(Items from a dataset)
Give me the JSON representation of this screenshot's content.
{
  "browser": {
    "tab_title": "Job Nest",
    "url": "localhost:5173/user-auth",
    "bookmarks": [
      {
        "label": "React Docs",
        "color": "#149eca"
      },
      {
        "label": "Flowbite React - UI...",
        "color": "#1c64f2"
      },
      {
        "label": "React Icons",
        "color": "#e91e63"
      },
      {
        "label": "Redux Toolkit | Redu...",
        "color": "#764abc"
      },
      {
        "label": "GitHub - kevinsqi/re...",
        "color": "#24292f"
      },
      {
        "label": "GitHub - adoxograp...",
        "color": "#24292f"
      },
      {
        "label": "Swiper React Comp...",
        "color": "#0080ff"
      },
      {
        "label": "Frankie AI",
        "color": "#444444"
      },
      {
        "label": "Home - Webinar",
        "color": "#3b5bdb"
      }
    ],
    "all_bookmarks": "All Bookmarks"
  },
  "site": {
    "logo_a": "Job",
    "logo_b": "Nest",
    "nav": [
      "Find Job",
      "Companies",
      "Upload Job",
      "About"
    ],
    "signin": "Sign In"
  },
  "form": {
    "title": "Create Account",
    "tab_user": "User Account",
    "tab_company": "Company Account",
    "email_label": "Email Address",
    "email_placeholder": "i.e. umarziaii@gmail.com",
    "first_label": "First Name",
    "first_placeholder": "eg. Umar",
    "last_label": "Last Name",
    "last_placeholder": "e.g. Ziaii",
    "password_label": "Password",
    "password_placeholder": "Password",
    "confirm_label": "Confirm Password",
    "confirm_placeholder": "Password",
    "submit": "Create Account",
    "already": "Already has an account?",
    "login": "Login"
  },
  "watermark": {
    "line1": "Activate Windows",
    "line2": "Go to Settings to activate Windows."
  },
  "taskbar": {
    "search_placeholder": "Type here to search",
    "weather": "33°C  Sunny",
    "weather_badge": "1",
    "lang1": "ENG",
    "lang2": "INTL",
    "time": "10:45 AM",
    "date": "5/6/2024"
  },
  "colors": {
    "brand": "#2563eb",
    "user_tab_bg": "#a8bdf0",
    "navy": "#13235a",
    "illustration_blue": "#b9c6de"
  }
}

Exercise description: Return what is listed above, exactly and completely.

Expected output:
Give me the JSON representation of this screenshot's content.
{
  "browser": {
    "tab_title": "Job Nest",
    "url": "localhost:5173/user-auth",
    "bookmarks": [
      {
        "label": "React Docs",
        "color": "#149eca"
      },
      {
        "label": "Flowbite React - UI...",
        "color": "#1c64f2"
      },
      {
        "label": "React Icons",
        "color": "#e91e63"
      },
      {
        "label": "Redux Toolkit | Redu...",
        "color": "#764abc"
      },
      {
        "label": "GitHub - kevinsqi/re...",
        "color": "#24292f"
      },
      {
        "label": "GitHub - adoxograp...",
        "color": "#24292f"
      },
      {
        "label": "Swiper React Comp...",
        "color": "#0080ff"
      },
      {
        "label": "Frankie AI",
        "color": "#444444"
      },
      {
        "label": "Home - Webinar",
        "color": "#3b5bdb"
      }
    ],
    "all_bookmarks": "All Bookmarks"
  },
  "site": {
    "logo_a": "Job",
    "logo_b": "Nest",
    "nav": [
      "Find Job",
      "Companies",
      "Upload Job",
      "About"
    ],
    "signin": "Sign In"
  },
  "form": {
    "title": "Create Account",
    "tab_user": "User Account",
    "tab_company": "Company Account",
    "email_label": "Email Address",
    "email_placeholder": "i.e. umarziaii@gmail.com",
    "first_label": "First Name",
    "first_placeholder": "eg. Umar",
    "last_label": "Last Name",
    "last_placeholder": "e.g. Ziaii",
    "password_label": "Password",
    "password_placeholder": "Password",
    "confirm_label": "Confirm Password",
    "confirm_placeholder": "Password",
    "submit": "Create Account",
    "already": "Already has an account?",
    "login": "Login"
  },
  "watermark": {
    "line1": "Activate Windows",
    "line2": "Go to Settings to activate Windows."
  },
  "taskbar": {
    "search_placeholder": "Type here to search",
    "weather": "33°C  Sunny",
    "weather_badge": "1",
    "lang1": "ENG",
    "lang2": "INTL",
    "time": "10:45 AM",
    "date": "5/6/2024"
  },
  "colors": {
    "brand": "#2563eb",
    "user_tab_bg": "#a8bdf0",
    "navy": "#13235a",
    "illustration_blue": "#b9c6de"
  }
}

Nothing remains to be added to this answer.